(Stored data)
──────────

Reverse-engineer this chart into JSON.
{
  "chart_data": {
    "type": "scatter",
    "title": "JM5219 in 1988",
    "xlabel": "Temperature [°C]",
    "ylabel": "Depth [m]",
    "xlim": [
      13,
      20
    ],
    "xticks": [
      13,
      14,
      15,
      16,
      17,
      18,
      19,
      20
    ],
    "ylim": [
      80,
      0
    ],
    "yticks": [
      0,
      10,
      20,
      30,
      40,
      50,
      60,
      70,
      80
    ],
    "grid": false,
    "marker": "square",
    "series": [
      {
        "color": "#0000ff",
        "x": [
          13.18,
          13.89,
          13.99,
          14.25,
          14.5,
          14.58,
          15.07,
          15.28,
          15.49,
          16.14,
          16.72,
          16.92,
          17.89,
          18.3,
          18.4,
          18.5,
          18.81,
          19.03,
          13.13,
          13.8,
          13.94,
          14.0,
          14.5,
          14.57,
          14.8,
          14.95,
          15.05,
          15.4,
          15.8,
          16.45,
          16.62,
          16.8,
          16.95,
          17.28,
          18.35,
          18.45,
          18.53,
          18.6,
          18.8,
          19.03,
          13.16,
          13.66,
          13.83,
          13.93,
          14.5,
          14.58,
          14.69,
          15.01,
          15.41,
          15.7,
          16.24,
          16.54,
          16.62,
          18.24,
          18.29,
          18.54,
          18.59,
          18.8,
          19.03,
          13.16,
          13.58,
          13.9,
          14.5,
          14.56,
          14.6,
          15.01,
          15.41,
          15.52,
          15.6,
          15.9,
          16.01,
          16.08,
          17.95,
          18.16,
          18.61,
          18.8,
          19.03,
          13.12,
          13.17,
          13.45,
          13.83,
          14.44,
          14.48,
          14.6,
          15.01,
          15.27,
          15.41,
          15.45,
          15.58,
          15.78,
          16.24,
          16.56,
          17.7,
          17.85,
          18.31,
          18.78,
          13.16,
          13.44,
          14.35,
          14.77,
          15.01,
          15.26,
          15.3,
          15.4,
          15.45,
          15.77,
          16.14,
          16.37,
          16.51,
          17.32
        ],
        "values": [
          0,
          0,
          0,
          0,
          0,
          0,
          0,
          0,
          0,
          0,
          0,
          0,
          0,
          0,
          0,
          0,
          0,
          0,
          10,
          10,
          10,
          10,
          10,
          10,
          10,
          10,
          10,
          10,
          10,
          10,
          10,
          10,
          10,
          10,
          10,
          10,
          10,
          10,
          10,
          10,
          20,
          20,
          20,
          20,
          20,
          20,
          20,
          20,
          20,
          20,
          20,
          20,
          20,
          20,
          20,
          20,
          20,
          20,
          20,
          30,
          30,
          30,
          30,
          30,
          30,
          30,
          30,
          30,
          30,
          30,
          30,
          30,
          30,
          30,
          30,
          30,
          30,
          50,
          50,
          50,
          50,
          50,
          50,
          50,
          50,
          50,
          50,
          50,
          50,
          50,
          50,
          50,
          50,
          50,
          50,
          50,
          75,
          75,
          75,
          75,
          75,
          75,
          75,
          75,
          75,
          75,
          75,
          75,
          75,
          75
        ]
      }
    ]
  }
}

──────────

Reproduce the entries above in full by retyping them exactly.

Reverse-engineer this chart into JSON.
{
  "chart_data": {
    "type": "scatter",
    "title": "JM5219 in 1988",
    "xlabel": "Temperature [°C]",
    "ylabel": "Depth [m]",
    "xlim": [
      13,
      20
    ],
    "xticks": [
      13,
      14,
      15,
      16,
      17,
      18,
      19,
      20
    ],
    "ylim": [
      80,
      0
    ],
    "yticks": [
      0,
      10,
      20,
      30,
      40,
      50,
      60,
      70,
      80
    ],
    "grid": false,
    "marker": "square",
    "series": [
      {
        "color": "#0000ff",
        "x": [
          13.18,
          13.89,
          13.99,
          14.25,
          14.5,
          14.58,
          15.07,
          15.28,
          15.49,
          16.14,
          16.72,
          16.92,
          17.89,
          18.3,
          18.4,
          18.5,
          18.81,
          19.03,
          13.13,
          13.8,
          13.94,
          14.0,
          14.5,
          14.57,
          14.8,
          14.95,
          15.05,
          15.4,
          15.8,
          16.45,
          16.62,
          16.8,
          16.95,
          17.28,
          18.35,
          18.45,
          18.53,
          18.6,
          18.8,
          19.03,
          13.16,
          13.66,
          13.83,
          13.93,
          14.5,
          14.58,
          14.69,
          15.01,
          15.41,
          15.7,
          16.24,
          16.54,
          16.62,
          18.24,
          18.29,
          18.54,
          18.59,
          18.8,
          19.03,
          13.16,
          13.58,
          13.9,
          14.5,
          14.56,
          14.6,
          15.01,
          15.41,
          15.52,
          15.6,
          15.9,
          16.01,
          16.08,
          17.95,
          18.16,
          18.61,
          18.8,
          19.03,
          13.12,
          13.17,
          13.45,
          13.83,
          14.44,
          14.48,
          14.6,
          15.01,
          15.27,
          15.41,
          15.45,
          15.58,
          15.78,
          16.24,
          16.56,
          17.7,
          17.85,
          18.31,
          18.78,
          13.16,
          13.44,
          14.35,
          14.77,
          15.01,
          15.26,
          15.3,
          15.4,
          15.45,
          15.77,
          16.14,
          16.37,
          16.51,
          17.32
        ],
        "values": [
          0,
          0,
          0,
          0,
          0,
          0,
          0,
          0,
          0,
          0,
          0,
          0,
          0,
          0,
          0,
          0,
          0,
          0,
          10,
          10,
          10,
          10,
          10,
          10,
          10,
          10,
          10,
          10,
          10,
          10,
          10,
          10,
          10,
          10,
          10,
          10,
          10,
          10,
          10,
          10,
          20,
          20,
          20,
          20,
          20,
          20,
          20,
          20,
          20,
          20,
          20,
          20,
          20,
          20,
          20,
          20,
          20,
          20,
          20,
          30,
          30,
          30,
          30,
          30,
          30,
          30,
          30,
          30,
          30,
          30,
          30,
          30,
          30,
          30,
          30,
          30,
          30,
          50,
          50,
          50,
          50,
          50,
          50,
          50,
          50,
          50,
          50,
          50,
          50,
          50,
          50,
          50,
          50,
          50,
          50,
          50,
          75,
          75,
          75,
          75,
          75,
          75,
          75,
          75,
          75,
          75,
          75,
          75,
          75,
          75
        ]
      }
    ]
  }
}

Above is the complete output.